TASK DATA ->
-- begin --

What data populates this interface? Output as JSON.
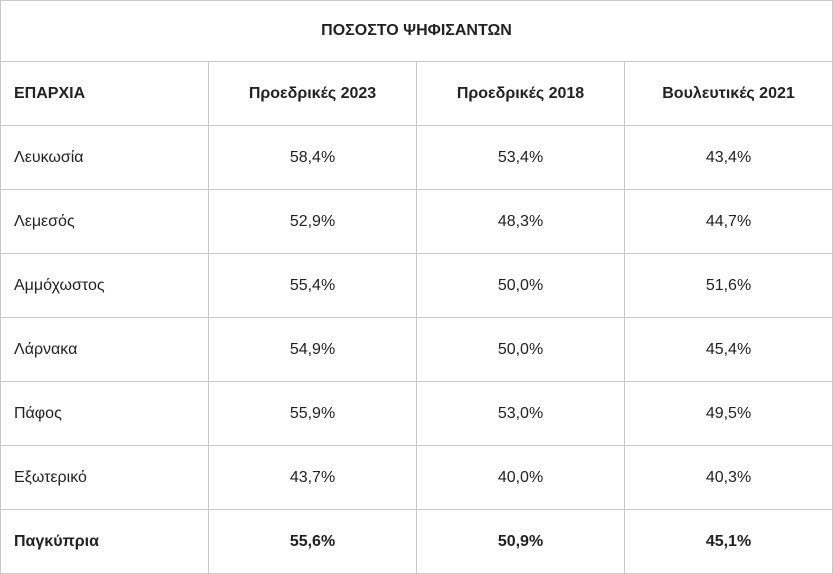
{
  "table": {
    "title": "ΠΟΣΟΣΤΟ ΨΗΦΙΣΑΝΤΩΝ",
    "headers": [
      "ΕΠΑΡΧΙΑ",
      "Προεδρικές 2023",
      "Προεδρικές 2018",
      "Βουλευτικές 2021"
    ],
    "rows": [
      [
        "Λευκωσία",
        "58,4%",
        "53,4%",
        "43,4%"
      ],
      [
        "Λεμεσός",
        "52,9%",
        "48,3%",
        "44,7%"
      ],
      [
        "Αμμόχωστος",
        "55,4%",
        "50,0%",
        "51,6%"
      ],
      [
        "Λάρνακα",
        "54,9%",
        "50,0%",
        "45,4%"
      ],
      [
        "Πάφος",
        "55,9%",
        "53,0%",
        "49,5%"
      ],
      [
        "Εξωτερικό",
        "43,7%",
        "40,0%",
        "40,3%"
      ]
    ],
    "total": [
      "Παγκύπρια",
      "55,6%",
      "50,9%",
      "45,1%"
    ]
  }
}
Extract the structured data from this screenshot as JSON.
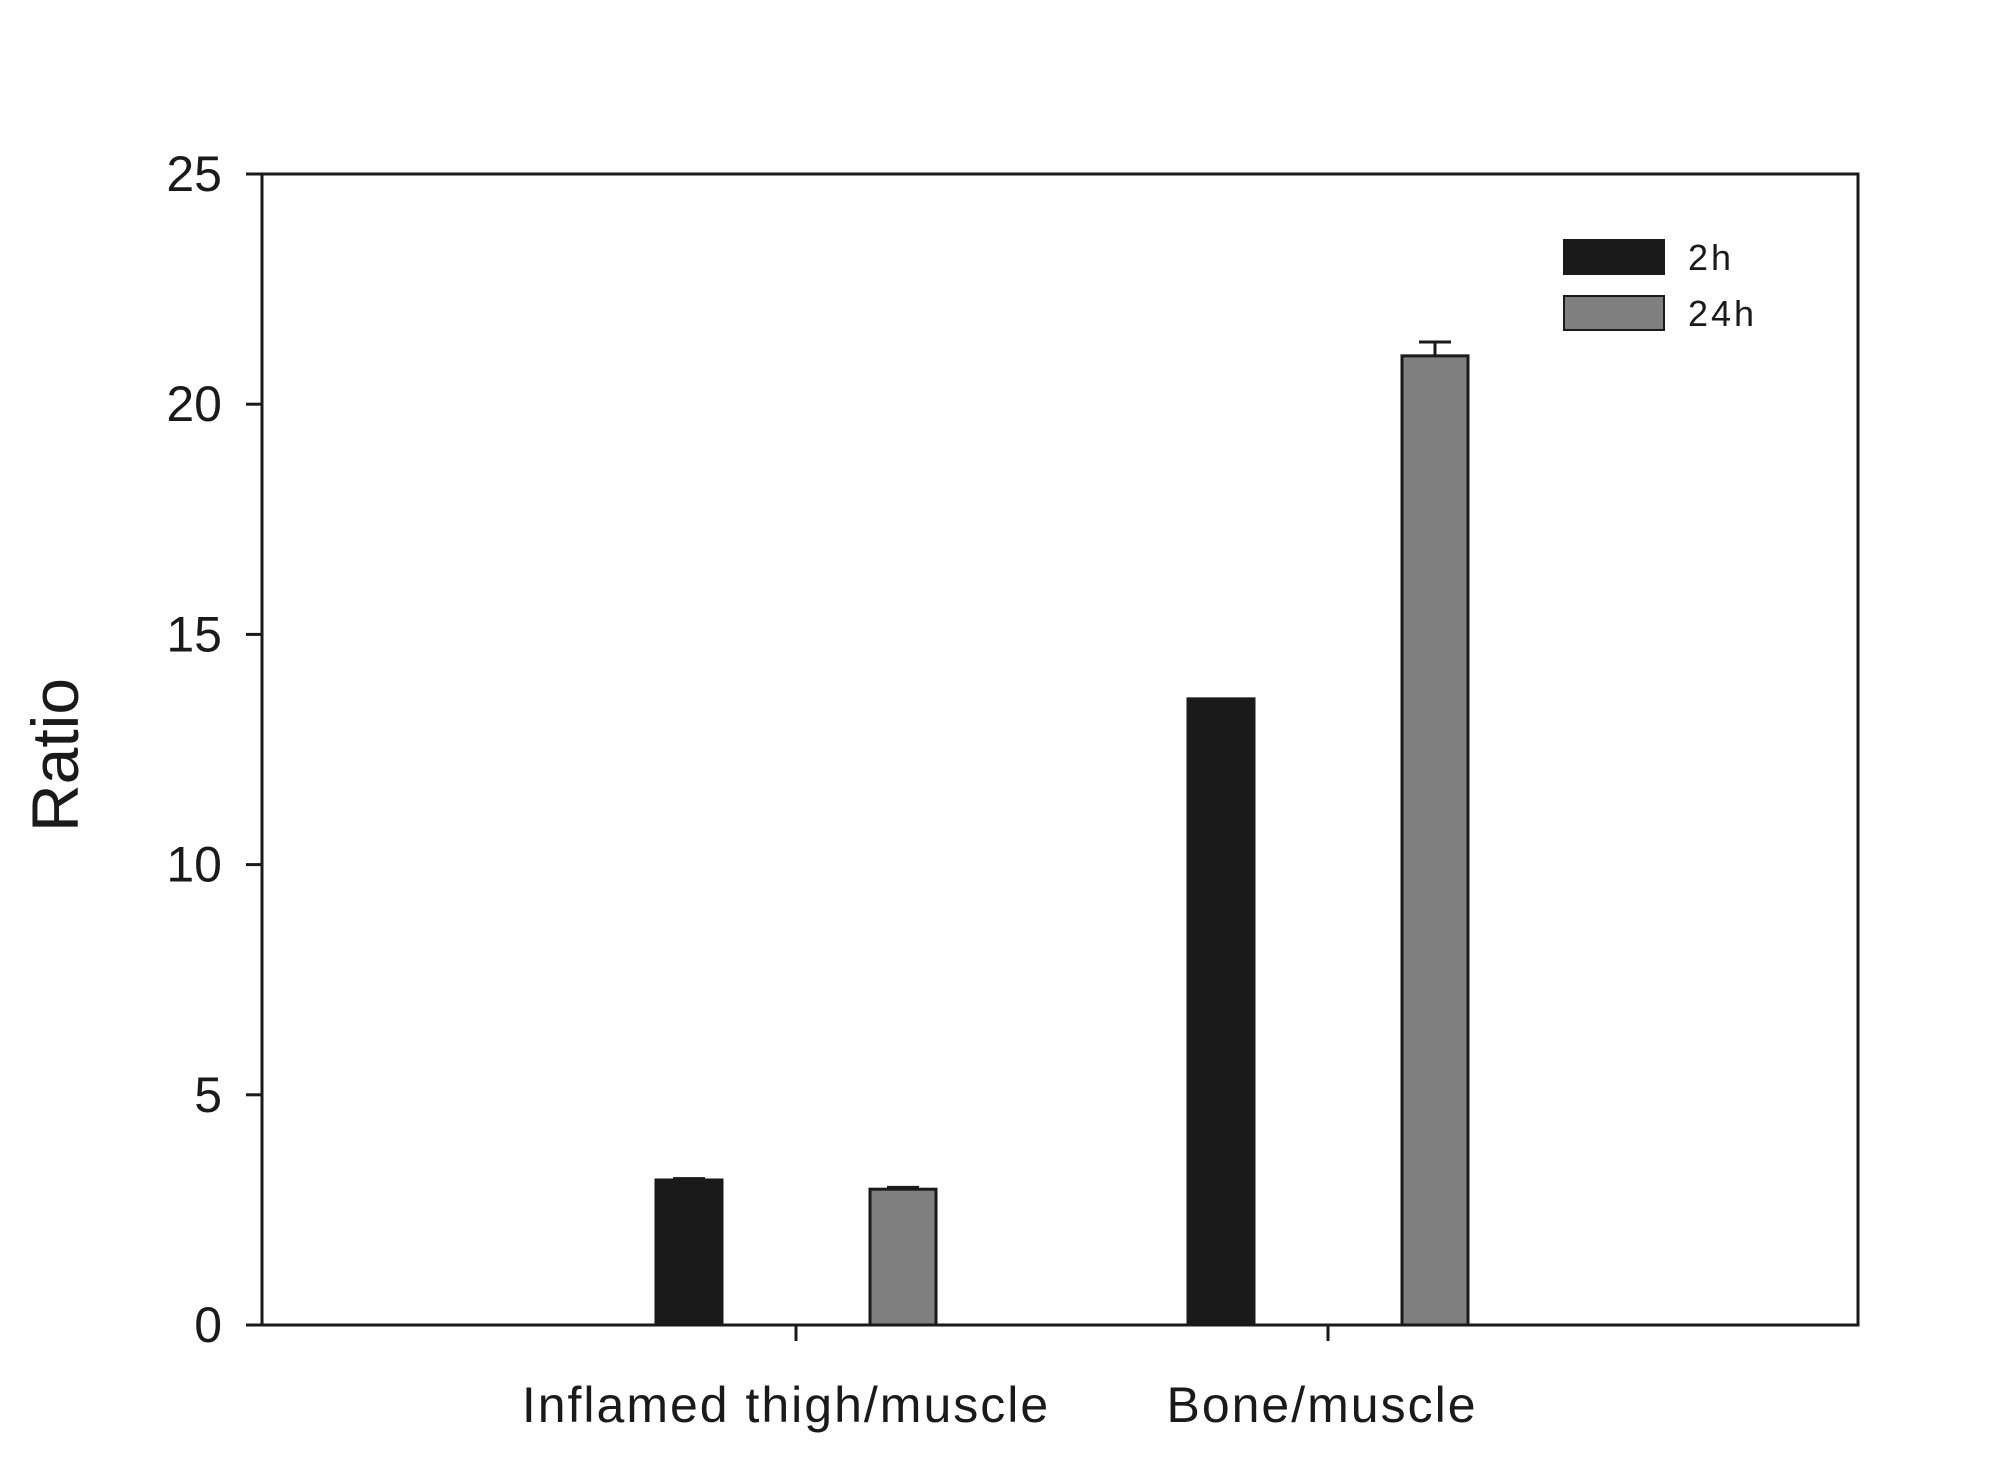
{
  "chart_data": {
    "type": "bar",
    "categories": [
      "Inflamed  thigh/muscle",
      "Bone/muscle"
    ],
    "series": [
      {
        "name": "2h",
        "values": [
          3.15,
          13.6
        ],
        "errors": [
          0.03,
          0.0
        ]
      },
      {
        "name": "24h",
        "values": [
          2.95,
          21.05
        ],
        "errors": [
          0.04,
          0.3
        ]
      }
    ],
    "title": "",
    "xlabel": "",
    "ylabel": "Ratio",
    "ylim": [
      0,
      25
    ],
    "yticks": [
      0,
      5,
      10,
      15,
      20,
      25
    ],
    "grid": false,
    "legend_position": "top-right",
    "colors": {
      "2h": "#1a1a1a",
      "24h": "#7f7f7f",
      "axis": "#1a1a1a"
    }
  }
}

-- end --

TASK DESCRIPTION -> Every line in the data above that contains "this" needs to be copied.

COMPLETE OUTPUT ->
What data populates this interface? Output as JSON.
Extract the structured data from this screenshot as JSON.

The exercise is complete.